• Requirement: Reproduce every line in the listing that contains the word "Beschlüsse".
--
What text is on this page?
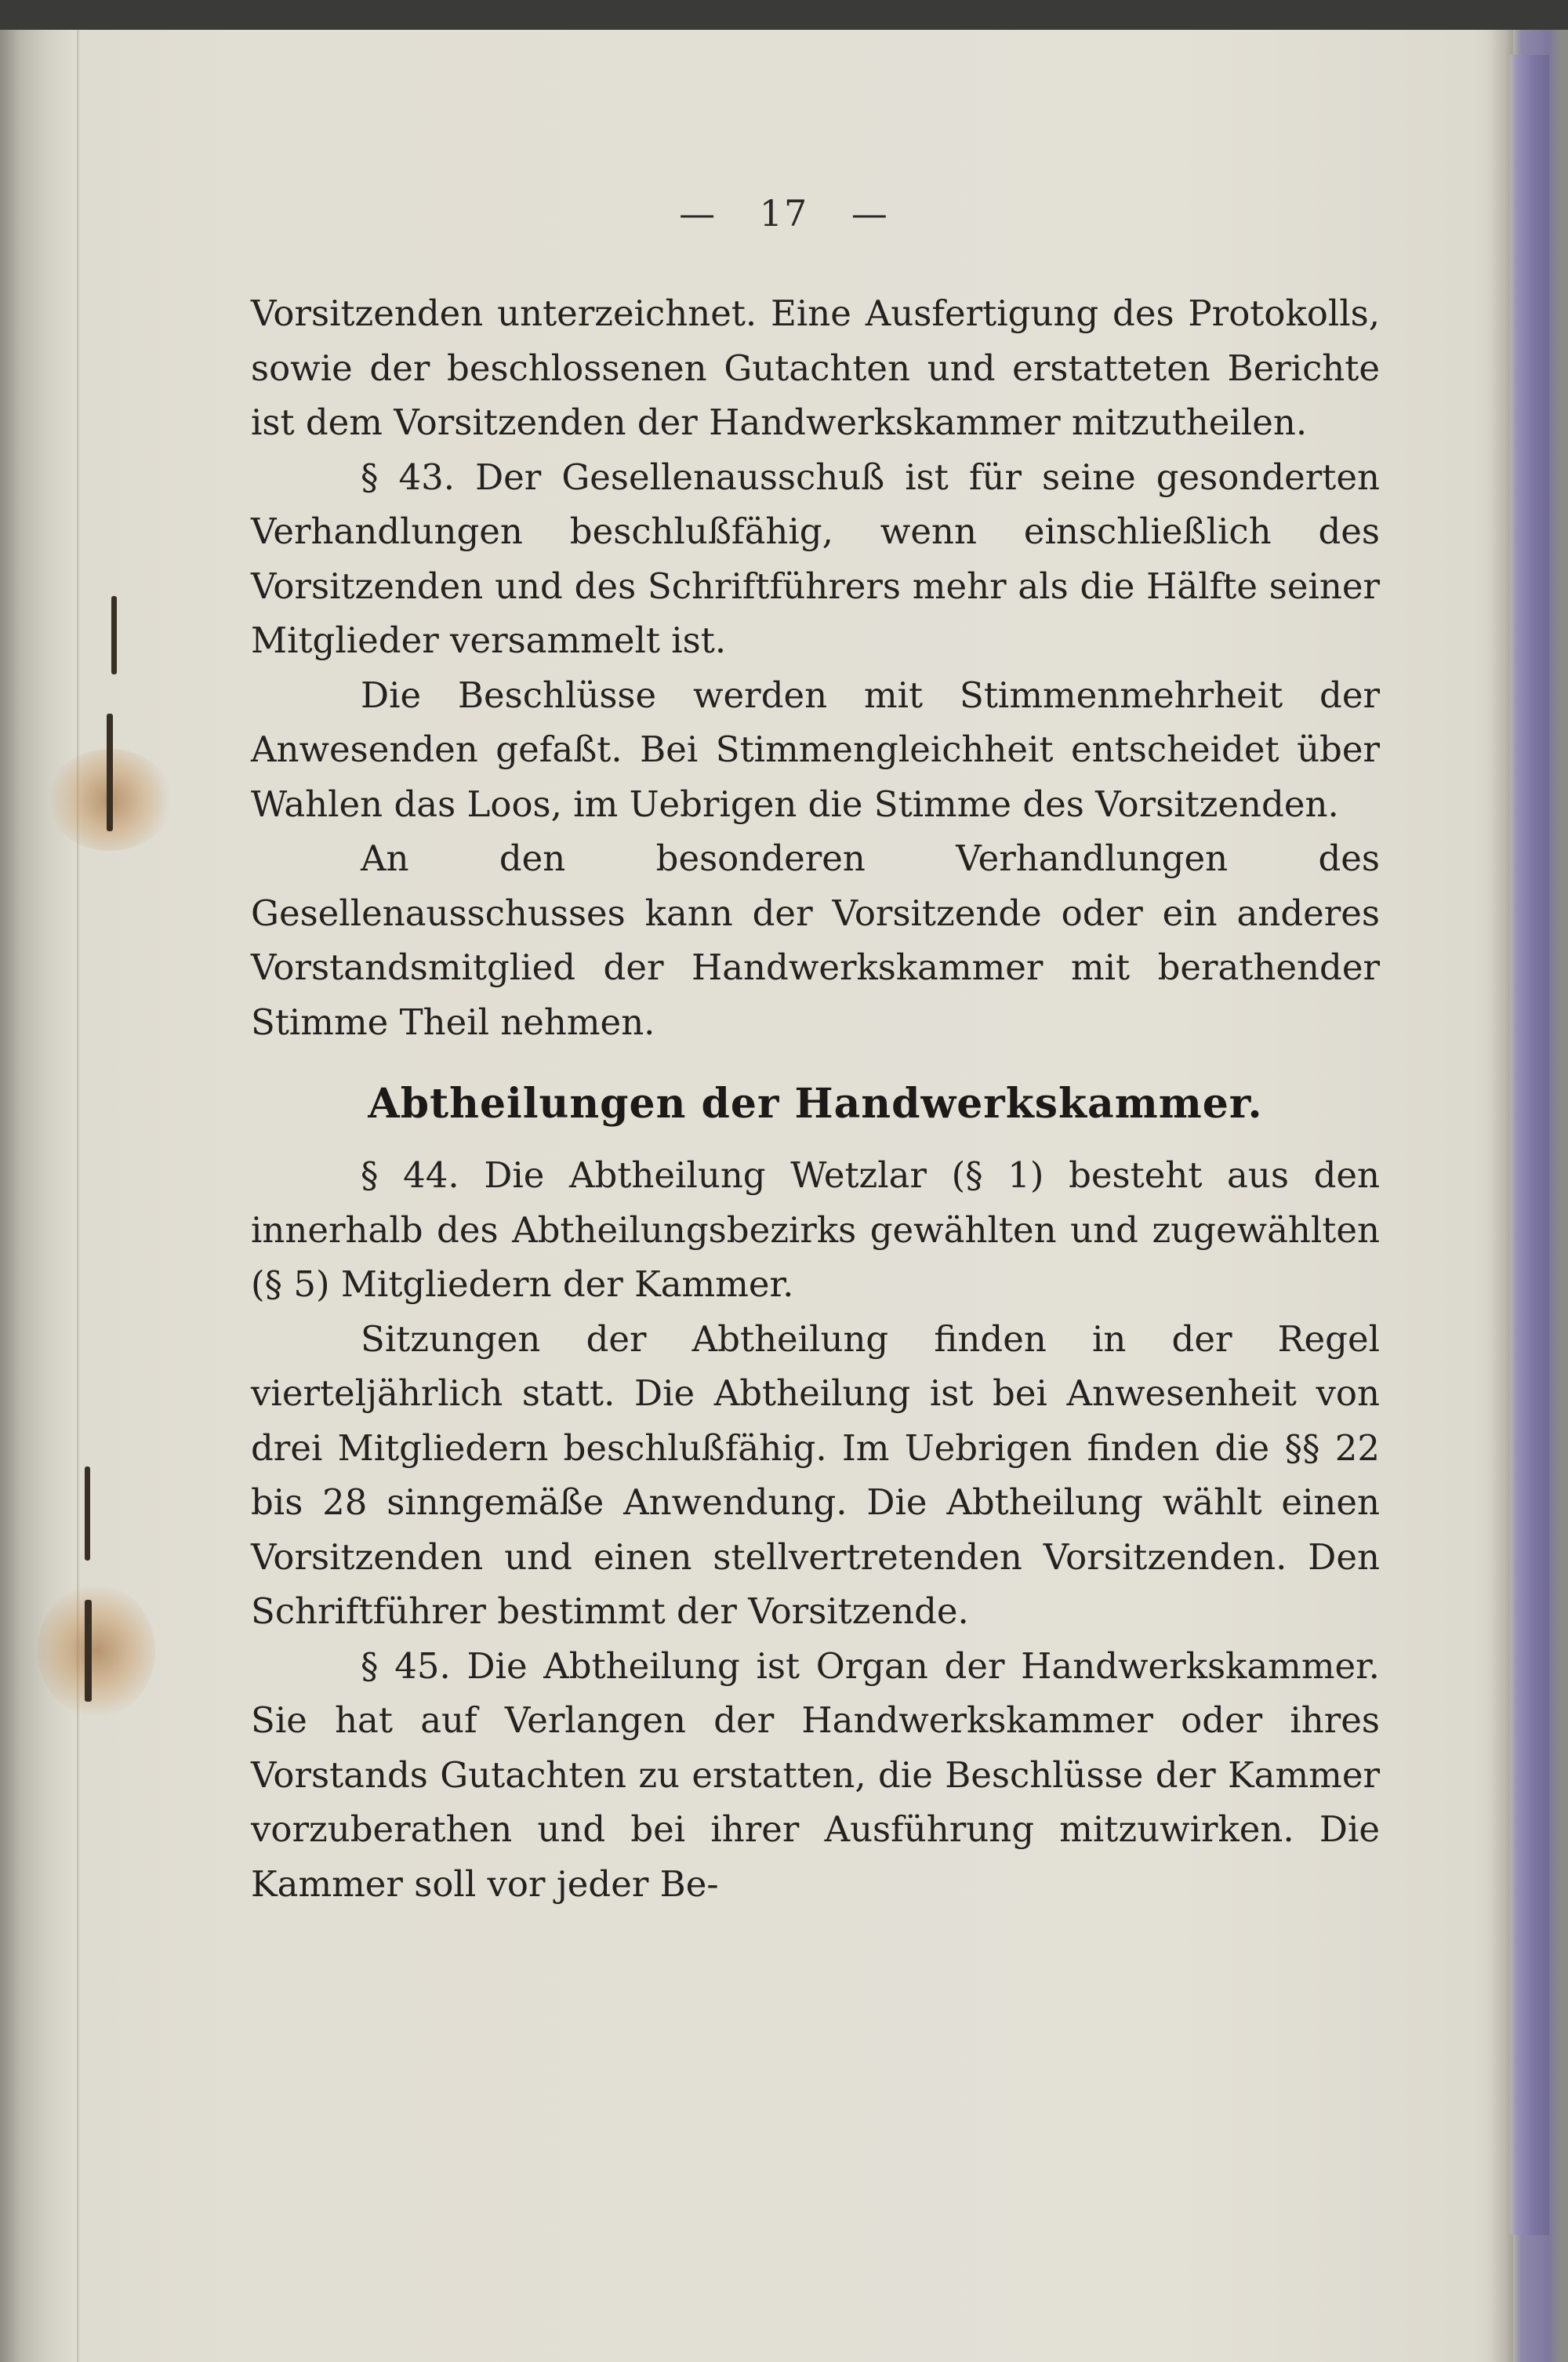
— 17 —

Vorsitzenden unterzeichnet. Eine Ausfertigung des Protokolls, sowie der beschlossenen Gutachten und erstatteten Berichte ist dem Vorsitzenden der Handwerkskammer mitzutheilen.

§ 43. Der Gesellenausschuß ist für seine gesonderten Verhandlungen beschlußfähig, wenn einschließlich des Vorsitzenden und des Schriftführers mehr als die Hälfte seiner Mitglieder versammelt ist.

Die Beschlüsse werden mit Stimmenmehrheit der Anwesenden gefaßt. Bei Stimmengleichheit entscheidet über Wahlen das Loos, im Uebrigen die Stimme des Vorsitzenden.

An den besonderen Verhandlungen des Gesellenausschusses kann der Vorsitzende oder ein anderes Vorstandsmitglied der Handwerkskammer mit berathender Stimme Theil nehmen.

Abtheilungen der Handwerkskammer.

§ 44. Die Abtheilung Wetzlar (§ 1) besteht aus den innerhalb des Abtheilungsbezirks gewählten und zugewählten (§ 5) Mitgliedern der Kammer.

Sitzungen der Abtheilung finden in der Regel vierteljährlich statt. Die Abtheilung ist bei Anwesenheit von drei Mitgliedern beschlußfähig. Im Uebrigen finden die §§ 22 bis 28 sinngemäße Anwendung. Die Abtheilung wählt einen Vorsitzenden und einen stellvertretenden Vorsitzenden. Den Schriftführer bestimmt der Vorsitzende.

§ 45. Die Abtheilung ist Organ der Handwerkskammer. Sie hat auf Verlangen der Handwerkskammer oder ihres Vorstands Gutachten zu erstatten, die Beschlüsse der Kammer vorzuberathen und bei ihrer Ausführung mitzuwirken. Die Kammer soll vor jeder Be-
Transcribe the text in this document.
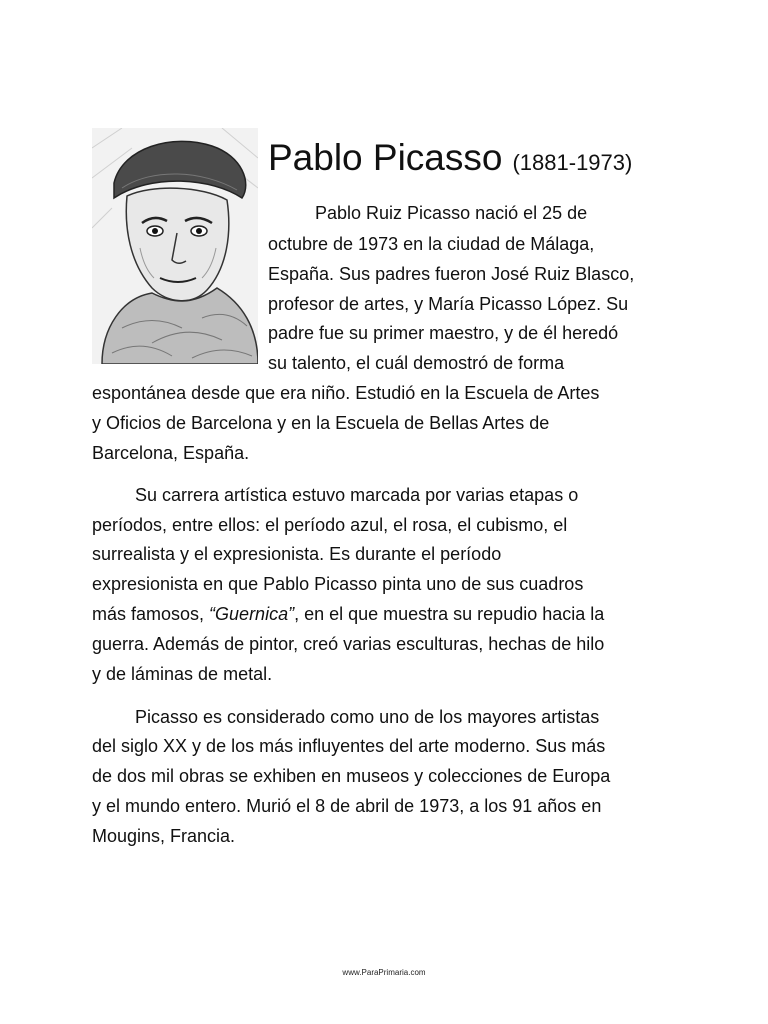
Pablo Picasso (1881-1973)
Pablo Ruiz Picasso nació el 25 de
octubre de 1973 en la ciudad de Málaga,
España. Sus padres fueron José Ruiz Blasco,
profesor de artes, y María Picasso López. Su
padre fue su primer maestro, y de él heredó
su talento, el cuál demostró de forma
espontánea desde que era niño. Estudió en la Escuela de Artes
y Oficios de Barcelona y en la Escuela de Bellas Artes de
Barcelona, España.
Su carrera artística estuvo marcada por varias etapas o
períodos, entre ellos: el período azul, el rosa, el cubismo, el
surrealista y el expresionista. Es durante el período
expresionista en que Pablo Picasso pinta uno de sus cuadros
más famosos, “Guernica”, en el que muestra su repudio hacia la
guerra. Además de pintor, creó varias esculturas, hechas de hilo
y de láminas de metal.
Picasso es considerado como uno de los mayores artistas
del siglo XX y de los más influyentes del arte moderno. Sus más
de dos mil obras se exhiben en museos y colecciones de Europa
y el mundo entero. Murió el 8 de abril de 1973, a los 91 años en
Mougins, Francia.
www.ParaPrimaria.com
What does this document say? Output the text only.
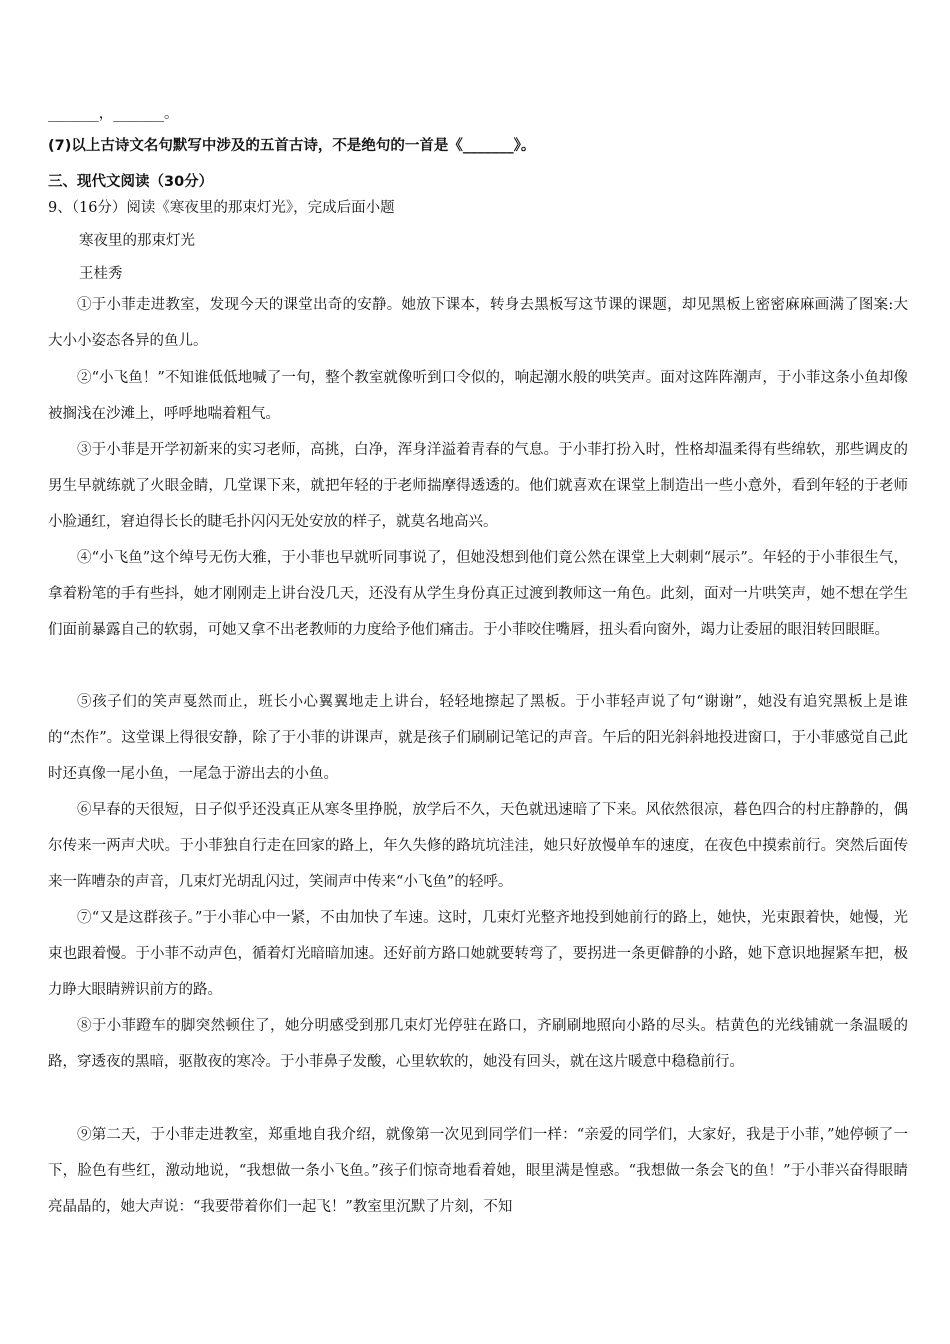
_______，_______。
(7)以上古诗文名句默写中涉及的五首古诗，不是绝句的一首是《_______》。
三、现代文阅读（30分）
9、（16分）阅读《寒夜里的那束灯光》，完成后面小题
寒夜里的那束灯光
王桂秀
①于小菲走进教室，发现今天的课堂出奇的安静。她放下课本，转身去黑板写这节课的课题，却见黑板上密密麻麻画满了图案:大大小小姿态各异的鱼儿。
②“小飞鱼！”不知谁低低地喊了一句，整个教室就像听到口令似的，响起潮水般的哄笑声。面对这阵阵潮声，于小菲这条小鱼却像被搁浅在沙滩上，呼呼地喘着粗气。
③于小菲是开学初新来的实习老师，高挑，白净，浑身洋溢着青春的气息。于小菲打扮入时，性格却温柔得有些绵软，那些调皮的男生早就练就了火眼金睛，几堂课下来，就把年轻的于老师揣摩得透透的。他们就喜欢在课堂上制造出一些小意外，看到年轻的于老师小脸通红，窘迫得长长的睫毛扑闪闪无处安放的样子，就莫名地高兴。
④“小飞鱼”这个绰号无伤大雅，于小菲也早就听同事说了，但她没想到他们竟公然在课堂上大刺刺“展示”。年轻的于小菲很生气，拿着粉笔的手有些抖，她才刚刚走上讲台没几天，还没有从学生身份真正过渡到教师这一角色。此刻，面对一片哄笑声，她不想在学生们面前暴露自己的软弱，可她又拿不出老教师的力度给予他们痛击。于小菲咬住嘴唇，扭头看向窗外，竭力让委屈的眼泪转回眼眶。
⑤孩子们的笑声戛然而止，班长小心翼翼地走上讲台，轻轻地擦起了黑板。于小菲轻声说了句“谢谢”，她没有追究黑板上是谁的“杰作”。这堂课上得很安静，除了于小菲的讲课声，就是孩子们刷刷记笔记的声音。午后的阳光斜斜地投进窗口，于小菲感觉自己此时还真像一尾小鱼，一尾急于游出去的小鱼。
⑥早春的天很短，日子似乎还没真正从寒冬里挣脱，放学后不久，天色就迅速暗了下来。风依然很凉，暮色四合的村庄静静的，偶尔传来一两声犬吠。于小菲独自行走在回家的路上，年久失修的路坑坑洼洼，她只好放慢单车的速度，在夜色中摸索前行。突然后面传来一阵嘈杂的声音，几束灯光胡乱闪过，笑闹声中传来“小飞鱼”的轻呼。
⑦“又是这群孩子。”于小菲心中一紧，不由加快了车速。这时，几束灯光整齐地投到她前行的路上，她快，光束跟着快，她慢，光束也跟着慢。于小菲不动声色，循着灯光暗暗加速。还好前方路口她就要转弯了，要拐进一条更僻静的小路，她下意识地握紧车把，极力睁大眼睛辨识前方的路。
⑧于小菲蹬车的脚突然顿住了，她分明感受到那几束灯光停驻在路口，齐刷刷地照向小路的尽头。桔黄色的光线铺就一条温暖的路，穿透夜的黑暗，驱散夜的寒冷。于小菲鼻子发酸，心里软软的，她没有回头，就在这片暖意中稳稳前行。
⑨第二天，于小菲走进教室，郑重地自我介绍，就像第一次见到同学们一样：“亲爱的同学们，大家好，我是于小菲，”她停顿了一下，脸色有些红，激动地说，“我想做一条小飞鱼。”孩子们惊奇地看着她，眼里满是惶惑。“我想做一条会飞的鱼！”于小菲兴奋得眼睛亮晶晶的，她大声说：“我要带着你们一起飞！”教室里沉默了片刻，不知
--
• Exercise response:
Die Beschlüsse werden mit Stimmenmehrheit der Anwesenden gefaßt. Bei Stimmengleichheit entscheidet über Wahlen das Loos, im Uebrigen die Stimme des Vorsitzenden.
§ 45. Die Abtheilung ist Organ der Handwerkskammer. Sie hat auf Verlangen der Handwerkskammer oder ihres Vorstands Gutachten zu erstatten, die Beschlüsse der Kammer vorzuberathen und bei ihrer Ausführung mitzuwirken. Die Kammer soll vor jeder Be-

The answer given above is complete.